WHAT IS BEING ASKED:
Without including any images, reproduce each entry exactly.

TASK MATERIAL:
______
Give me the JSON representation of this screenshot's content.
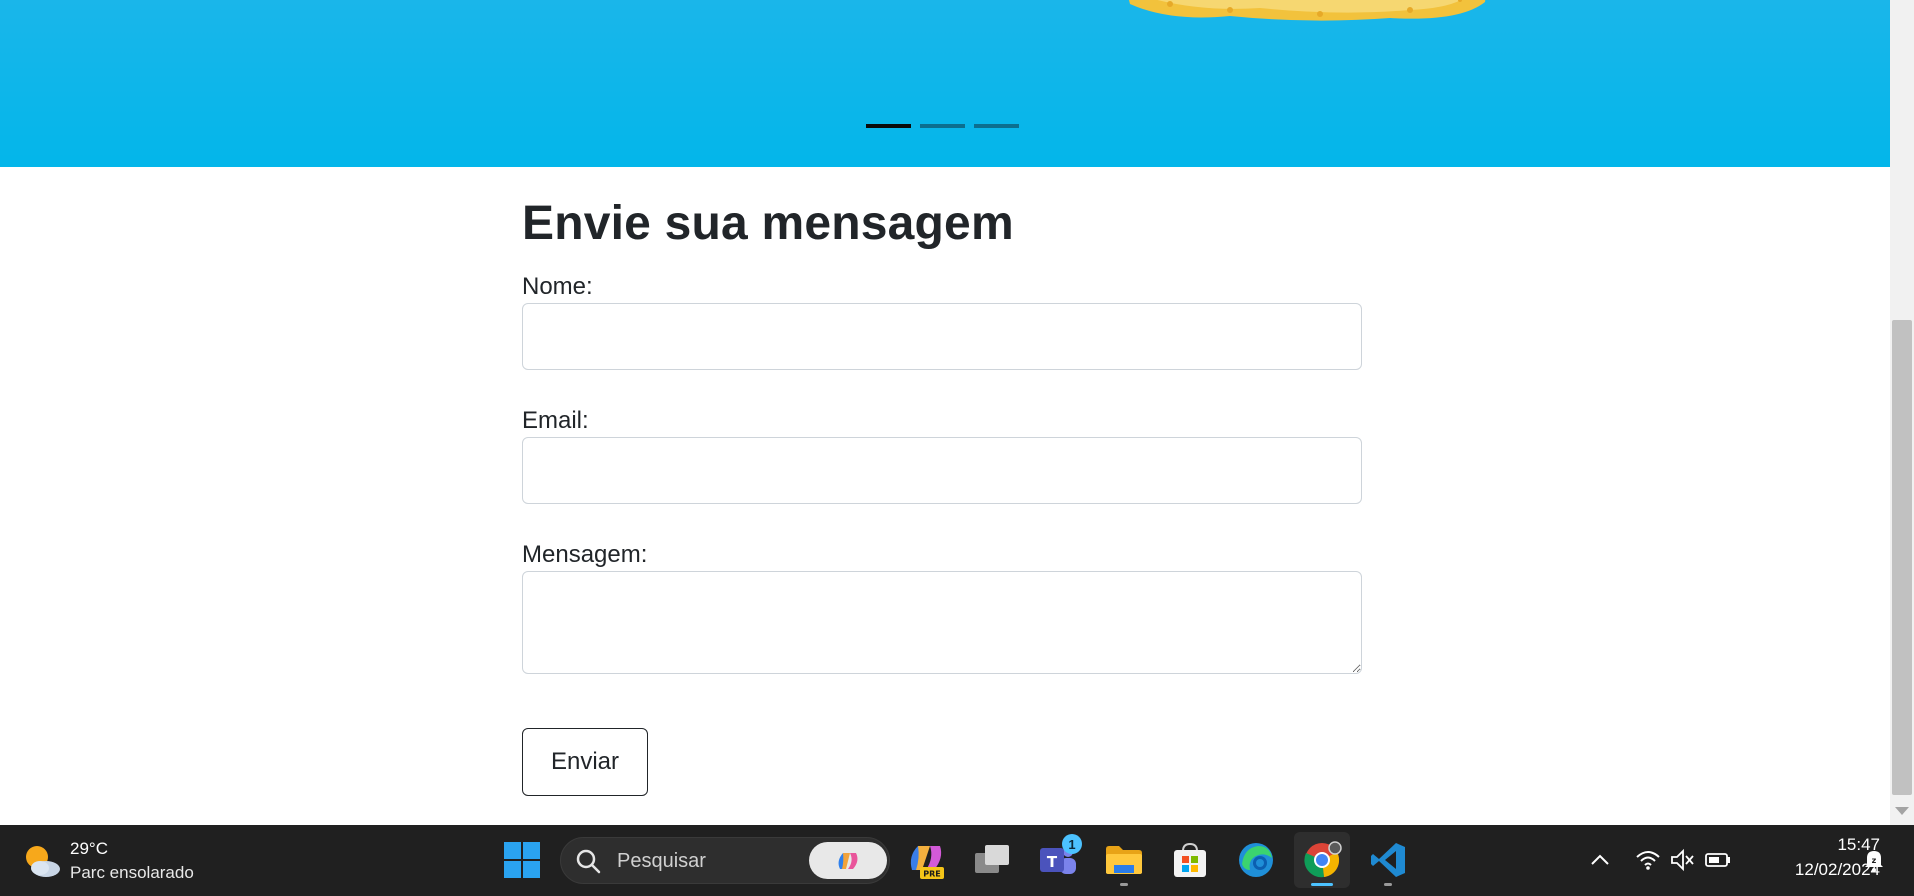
{
  "carousel": {
    "indicators": [
      {
        "label": "Slide 1",
        "active": true
      },
      {
        "label": "Slide 2",
        "active": false
      },
      {
        "label": "Slide 3",
        "active": false
      }
    ],
    "background_color": "#03b6ea"
  },
  "contact_form": {
    "title": "Envie sua mensagem",
    "name_label": "Nome:",
    "name_value": "",
    "email_label": "Email:",
    "email_value": "",
    "message_label": "Mensagem:",
    "message_value": "",
    "submit_label": "Enviar"
  },
  "taskbar": {
    "weather": {
      "temperature": "29°C",
      "description": "Parc ensolarado",
      "icon": "partly-sunny-icon"
    },
    "search": {
      "placeholder": "Pesquisar"
    },
    "apps": [
      {
        "name": "start",
        "icon": "windows-start-icon"
      },
      {
        "name": "copilot-preview",
        "icon": "copilot-pre-icon",
        "badge_text": "PRE"
      },
      {
        "name": "task-view",
        "icon": "task-view-icon"
      },
      {
        "name": "teams",
        "icon": "teams-icon",
        "badge": "1"
      },
      {
        "name": "file-explorer",
        "icon": "folder-icon",
        "running": true
      },
      {
        "name": "microsoft-store",
        "icon": "store-icon"
      },
      {
        "name": "edge",
        "icon": "edge-icon"
      },
      {
        "name": "chrome",
        "icon": "chrome-icon",
        "running": true,
        "active": true
      },
      {
        "name": "vscode",
        "icon": "vscode-icon",
        "running": true
      }
    ],
    "tray": {
      "icons": [
        "chevron-up-icon",
        "wifi-icon",
        "speaker-muted-icon",
        "battery-icon"
      ],
      "time": "15:47",
      "date": "12/02/2024",
      "notification_icon": "notification-dnd-icon"
    }
  }
}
______
RESULT OF THE TASK:
Give me the JSON representation of this screenshot's content.
{
  "carousel": {
    "indicators": [
      {
        "label": "Slide 1",
        "active": true
      },
      {
        "label": "Slide 2",
        "active": false
      },
      {
        "label": "Slide 3",
        "active": false
      }
    ],
    "background_color": "#03b6ea"
  },
  "contact_form": {
    "title": "Envie sua mensagem",
    "name_label": "Nome:",
    "name_value": "",
    "email_label": "Email:",
    "email_value": "",
    "message_label": "Mensagem:",
    "message_value": "",
    "submit_label": "Enviar"
  },
  "taskbar": {
    "weather": {
      "temperature": "29°C",
      "description": "Parc ensolarado",
      "icon": "partly-sunny-icon"
    },
    "search": {
      "placeholder": "Pesquisar"
    },
    "apps": [
      {
        "name": "start",
        "icon": "windows-start-icon"
      },
      {
        "name": "copilot-preview",
        "icon": "copilot-pre-icon",
        "badge_text": "PRE"
      },
      {
        "name": "task-view",
        "icon": "task-view-icon"
      },
      {
        "name": "teams",
        "icon": "teams-icon",
        "badge": "1"
      },
      {
        "name": "file-explorer",
        "icon": "folder-icon",
        "running": true
      },
      {
        "name": "microsoft-store",
        "icon": "store-icon"
      },
      {
        "name": "edge",
        "icon": "edge-icon"
      },
      {
        "name": "chrome",
        "icon": "chrome-icon",
        "running": true,
        "active": true
      },
      {
        "name": "vscode",
        "icon": "vscode-icon",
        "running": true
      }
    ],
    "tray": {
      "icons": [
        "chevron-up-icon",
        "wifi-icon",
        "speaker-muted-icon",
        "battery-icon"
      ],
      "time": "15:47",
      "date": "12/02/2024",
      "notification_icon": "notification-dnd-icon"
    }
  }
}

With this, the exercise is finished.